=== Requirement ===
Output the data exactly, with every line intact.

(Items from a data source)

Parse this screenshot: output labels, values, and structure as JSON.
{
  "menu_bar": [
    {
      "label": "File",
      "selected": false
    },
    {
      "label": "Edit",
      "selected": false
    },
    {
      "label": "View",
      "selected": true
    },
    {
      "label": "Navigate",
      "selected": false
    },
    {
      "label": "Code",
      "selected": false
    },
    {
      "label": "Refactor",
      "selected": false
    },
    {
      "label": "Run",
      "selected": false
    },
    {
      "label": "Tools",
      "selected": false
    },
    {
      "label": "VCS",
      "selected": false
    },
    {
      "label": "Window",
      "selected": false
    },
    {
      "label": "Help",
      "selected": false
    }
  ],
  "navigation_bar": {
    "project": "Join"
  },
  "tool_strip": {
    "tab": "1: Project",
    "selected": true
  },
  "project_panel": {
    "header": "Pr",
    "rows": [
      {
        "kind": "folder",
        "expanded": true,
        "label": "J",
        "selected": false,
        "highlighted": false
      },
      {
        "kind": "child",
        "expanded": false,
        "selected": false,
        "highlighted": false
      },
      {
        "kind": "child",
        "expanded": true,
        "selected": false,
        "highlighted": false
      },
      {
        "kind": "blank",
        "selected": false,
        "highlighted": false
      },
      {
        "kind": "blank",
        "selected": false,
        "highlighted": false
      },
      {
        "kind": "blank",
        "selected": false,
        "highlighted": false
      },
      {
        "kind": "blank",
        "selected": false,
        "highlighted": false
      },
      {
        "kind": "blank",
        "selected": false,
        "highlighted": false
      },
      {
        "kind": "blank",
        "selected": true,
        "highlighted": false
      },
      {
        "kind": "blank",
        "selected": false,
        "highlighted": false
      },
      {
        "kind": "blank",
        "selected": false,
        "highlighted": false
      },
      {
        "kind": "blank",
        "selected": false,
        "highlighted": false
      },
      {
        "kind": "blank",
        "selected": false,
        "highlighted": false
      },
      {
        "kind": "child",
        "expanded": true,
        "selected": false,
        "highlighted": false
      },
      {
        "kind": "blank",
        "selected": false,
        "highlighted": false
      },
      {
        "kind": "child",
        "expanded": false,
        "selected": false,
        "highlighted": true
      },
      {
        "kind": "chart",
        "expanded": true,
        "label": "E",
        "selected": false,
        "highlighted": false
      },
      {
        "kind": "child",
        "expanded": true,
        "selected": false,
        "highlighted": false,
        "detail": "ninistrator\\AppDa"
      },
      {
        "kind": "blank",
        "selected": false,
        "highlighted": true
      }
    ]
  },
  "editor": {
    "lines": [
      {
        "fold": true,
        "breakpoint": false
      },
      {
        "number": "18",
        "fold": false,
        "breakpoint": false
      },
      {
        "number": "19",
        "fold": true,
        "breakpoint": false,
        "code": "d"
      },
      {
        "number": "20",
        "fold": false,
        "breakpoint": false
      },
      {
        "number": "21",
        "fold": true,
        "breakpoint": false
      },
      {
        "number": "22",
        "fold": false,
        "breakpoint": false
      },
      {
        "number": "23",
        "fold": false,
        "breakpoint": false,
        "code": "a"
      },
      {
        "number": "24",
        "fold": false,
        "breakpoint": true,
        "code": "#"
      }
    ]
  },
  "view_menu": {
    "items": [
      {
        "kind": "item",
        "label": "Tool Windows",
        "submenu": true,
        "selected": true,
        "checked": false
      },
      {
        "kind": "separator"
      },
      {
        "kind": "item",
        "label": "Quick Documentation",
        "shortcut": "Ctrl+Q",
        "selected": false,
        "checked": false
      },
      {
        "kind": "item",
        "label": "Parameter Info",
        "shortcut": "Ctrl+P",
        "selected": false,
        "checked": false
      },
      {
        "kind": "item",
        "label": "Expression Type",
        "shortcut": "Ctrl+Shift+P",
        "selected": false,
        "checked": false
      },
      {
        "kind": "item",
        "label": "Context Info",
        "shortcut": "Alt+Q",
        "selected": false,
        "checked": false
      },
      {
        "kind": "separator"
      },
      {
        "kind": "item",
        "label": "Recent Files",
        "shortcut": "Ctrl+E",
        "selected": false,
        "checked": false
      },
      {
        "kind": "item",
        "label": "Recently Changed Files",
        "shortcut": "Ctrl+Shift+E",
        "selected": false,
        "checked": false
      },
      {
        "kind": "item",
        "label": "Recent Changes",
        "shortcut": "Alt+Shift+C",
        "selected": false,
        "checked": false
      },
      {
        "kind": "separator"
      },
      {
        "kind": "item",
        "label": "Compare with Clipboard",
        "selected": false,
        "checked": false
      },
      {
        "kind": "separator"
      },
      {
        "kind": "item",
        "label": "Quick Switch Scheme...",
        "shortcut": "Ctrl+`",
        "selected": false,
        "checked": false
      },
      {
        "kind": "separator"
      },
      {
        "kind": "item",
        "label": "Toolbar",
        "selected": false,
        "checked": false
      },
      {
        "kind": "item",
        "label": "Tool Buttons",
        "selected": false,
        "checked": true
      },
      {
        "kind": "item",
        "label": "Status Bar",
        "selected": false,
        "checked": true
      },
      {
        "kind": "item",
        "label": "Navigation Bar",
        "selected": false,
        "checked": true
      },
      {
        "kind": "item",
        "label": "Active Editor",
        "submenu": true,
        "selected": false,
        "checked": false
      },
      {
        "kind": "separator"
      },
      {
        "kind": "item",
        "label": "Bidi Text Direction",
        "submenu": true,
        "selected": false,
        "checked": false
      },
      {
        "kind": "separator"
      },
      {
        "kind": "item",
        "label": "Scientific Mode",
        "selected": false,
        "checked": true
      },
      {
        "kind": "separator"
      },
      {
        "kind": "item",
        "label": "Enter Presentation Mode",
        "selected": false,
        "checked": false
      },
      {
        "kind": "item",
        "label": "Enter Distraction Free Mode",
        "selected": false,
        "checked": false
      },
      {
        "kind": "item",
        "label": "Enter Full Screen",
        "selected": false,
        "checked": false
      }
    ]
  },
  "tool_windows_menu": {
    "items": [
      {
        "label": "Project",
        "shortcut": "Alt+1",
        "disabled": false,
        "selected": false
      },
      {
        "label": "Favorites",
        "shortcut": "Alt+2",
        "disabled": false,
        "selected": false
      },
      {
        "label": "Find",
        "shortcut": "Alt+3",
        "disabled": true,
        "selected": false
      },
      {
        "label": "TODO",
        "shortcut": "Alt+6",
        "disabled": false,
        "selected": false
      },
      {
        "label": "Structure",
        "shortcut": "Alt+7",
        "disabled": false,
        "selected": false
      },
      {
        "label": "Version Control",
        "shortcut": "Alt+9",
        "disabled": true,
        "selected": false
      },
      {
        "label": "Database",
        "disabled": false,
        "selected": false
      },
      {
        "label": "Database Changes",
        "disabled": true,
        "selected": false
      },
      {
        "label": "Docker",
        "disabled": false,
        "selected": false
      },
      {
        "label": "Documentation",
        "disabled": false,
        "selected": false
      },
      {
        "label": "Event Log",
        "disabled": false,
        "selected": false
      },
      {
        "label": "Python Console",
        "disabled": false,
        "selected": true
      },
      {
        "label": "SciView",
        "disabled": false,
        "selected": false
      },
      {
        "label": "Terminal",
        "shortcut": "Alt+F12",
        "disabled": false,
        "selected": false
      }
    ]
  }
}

=== Solution to this task ===
Parse this screenshot: output labels, values, and structure as JSON.
{
  "menu_bar": [
    {
      "label": "File",
      "selected": false
    },
    {
      "label": "Edit",
      "selected": false
    },
    {
      "label": "View",
      "selected": true
    },
    {
      "label": "Navigate",
      "selected": false
    },
    {
      "label": "Code",
      "selected": false
    },
    {
      "label": "Refactor",
      "selected": false
    },
    {
      "label": "Run",
      "selected": false
    },
    {
      "label": "Tools",
      "selected": false
    },
    {
      "label": "VCS",
      "selected": false
    },
    {
      "label": "Window",
      "selected": false
    },
    {
      "label": "Help",
      "selected": false
    }
  ],
  "navigation_bar": {
    "project": "Join"
  },
  "tool_strip": {
    "tab": "1: Project",
    "selected": true
  },
  "project_panel": {
    "header": "Pr",
    "rows": [
      {
        "kind": "folder",
        "expanded": true,
        "label": "J",
        "selected": false,
        "highlighted": false
      },
      {
        "kind": "child",
        "expanded": false,
        "selected": false,
        "highlighted": false
      },
      {
        "kind": "child",
        "expanded": true,
        "selected": false,
        "highlighted": false
      },
      {
        "kind": "blank",
        "selected": false,
        "highlighted": false
      },
      {
        "kind": "blank",
        "selected": false,
        "highlighted": false
      },
      {
        "kind": "blank",
        "selected": false,
        "highlighted": false
      },
      {
        "kind": "blank",
        "selected": false,
        "highlighted": false
      },
      {
        "kind": "blank",
        "selected": false,
        "highlighted": false
      },
      {
        "kind": "blank",
        "selected": true,
        "highlighted": false
      },
      {
        "kind": "blank",
        "selected": false,
        "highlighted": false
      },
      {
        "kind": "blank",
        "selected": false,
        "highlighted": false
      },
      {
        "kind": "blank",
        "selected": false,
        "highlighted": false
      },
      {
        "kind": "blank",
        "selected": false,
        "highlighted": false
      },
      {
        "kind": "child",
        "expanded": true,
        "selected": false,
        "highlighted": false
      },
      {
        "kind": "blank",
        "selected": false,
        "highlighted": false
      },
      {
        "kind": "child",
        "expanded": false,
        "selected": false,
        "highlighted": true
      },
      {
        "kind": "chart",
        "expanded": true,
        "label": "E",
        "selected": false,
        "highlighted": false
      },
      {
        "kind": "child",
        "expanded": true,
        "selected": false,
        "highlighted": false,
        "detail": "ninistrator\\AppDa"
      },
      {
        "kind": "blank",
        "selected": false,
        "highlighted": true
      }
    ]
  },
  "editor": {
    "lines": [
      {
        "fold": true,
        "breakpoint": false
      },
      {
        "number": "18",
        "fold": false,
        "breakpoint": false
      },
      {
        "number": "19",
        "fold": true,
        "breakpoint": false,
        "code": "d"
      },
      {
        "number": "20",
        "fold": false,
        "breakpoint": false
      },
      {
        "number": "21",
        "fold": true,
        "breakpoint": false
      },
      {
        "number": "22",
        "fold": false,
        "breakpoint": false
      },
      {
        "number": "23",
        "fold": false,
        "breakpoint": false,
        "code": "a"
      },
      {
        "number": "24",
        "fold": false,
        "breakpoint": true,
        "code": "#"
      }
    ]
  },
  "view_menu": {
    "items": [
      {
        "kind": "item",
        "label": "Tool Windows",
        "submenu": true,
        "selected": true,
        "checked": false
      },
      {
        "kind": "separator"
      },
      {
        "kind": "item",
        "label": "Quick Documentation",
        "shortcut": "Ctrl+Q",
        "selected": false,
        "checked": false
      },
      {
        "kind": "item",
        "label": "Parameter Info",
        "shortcut": "Ctrl+P",
        "selected": false,
        "checked": false
      },
      {
        "kind": "item",
        "label": "Expression Type",
        "shortcut": "Ctrl+Shift+P",
        "selected": false,
        "checked": false
      },
      {
        "kind": "item",
        "label": "Context Info",
        "shortcut": "Alt+Q",
        "selected": false,
        "checked": false
      },
      {
        "kind": "separator"
      },
      {
        "kind": "item",
        "label": "Recent Files",
        "shortcut": "Ctrl+E",
        "selected": false,
        "checked": false
      },
      {
        "kind": "item",
        "label": "Recently Changed Files",
        "shortcut": "Ctrl+Shift+E",
        "selected": false,
        "checked": false
      },
      {
        "kind": "item",
        "label": "Recent Changes",
        "shortcut": "Alt+Shift+C",
        "selected": false,
        "checked": false
      },
      {
        "kind": "separator"
      },
      {
        "kind": "item",
        "label": "Compare with Clipboard",
        "selected": false,
        "checked": false
      },
      {
        "kind": "separator"
      },
      {
        "kind": "item",
        "label": "Quick Switch Scheme...",
        "shortcut": "Ctrl+`",
        "selected": false,
        "checked": false
      },
      {
        "kind": "separator"
      },
      {
        "kind": "item",
        "label": "Toolbar",
        "selected": false,
        "checked": false
      },
      {
        "kind": "item",
        "label": "Tool Buttons",
        "selected": false,
        "checked": true
      },
      {
        "kind": "item",
        "label": "Status Bar",
        "selected": false,
        "checked": true
      },
      {
        "kind": "item",
        "label": "Navigation Bar",
        "selected": false,
        "checked": true
      },
      {
        "kind": "item",
        "label": "Active Editor",
        "submenu": true,
        "selected": false,
        "checked": false
      },
      {
        "kind": "separator"
      },
      {
        "kind": "item",
        "label": "Bidi Text Direction",
        "submenu": true,
        "selected": false,
        "checked": false
      },
      {
        "kind": "separator"
      },
      {
        "kind": "item",
        "label": "Scientific Mode",
        "selected": false,
        "checked": true
      },
      {
        "kind": "separator"
      },
      {
        "kind": "item",
        "label": "Enter Presentation Mode",
        "selected": false,
        "checked": false
      },
      {
        "kind": "item",
        "label": "Enter Distraction Free Mode",
        "selected": false,
        "checked": false
      },
      {
        "kind": "item",
        "label": "Enter Full Screen",
        "selected": false,
        "checked": false
      }
    ]
  },
  "tool_windows_menu": {
    "items": [
      {
        "label": "Project",
        "shortcut": "Alt+1",
        "disabled": false,
        "selected": false
      },
      {
        "label": "Favorites",
        "shortcut": "Alt+2",
        "disabled": false,
        "selected": false
      },
      {
        "label": "Find",
        "shortcut": "Alt+3",
        "disabled": true,
        "selected": false
      },
      {
        "label": "TODO",
        "shortcut": "Alt+6",
        "disabled": false,
        "selected": false
      },
      {
        "label": "Structure",
        "shortcut": "Alt+7",
        "disabled": false,
        "selected": false
      },
      {
        "label": "Version Control",
        "shortcut": "Alt+9",
        "disabled": true,
        "selected": false
      },
      {
        "label": "Database",
        "disabled": false,
        "selected": false
      },
      {
        "label": "Database Changes",
        "disabled": true,
        "selected": false
      },
      {
        "label": "Docker",
        "disabled": false,
        "selected": false
      },
      {
        "label": "Documentation",
        "disabled": false,
        "selected": false
      },
      {
        "label": "Event Log",
        "disabled": false,
        "selected": false
      },
      {
        "label": "Python Console",
        "disabled": false,
        "selected": true
      },
      {
        "label": "SciView",
        "disabled": false,
        "selected": false
      },
      {
        "label": "Terminal",
        "shortcut": "Alt+F12",
        "disabled": false,
        "selected": false
      }
    ]
  }
}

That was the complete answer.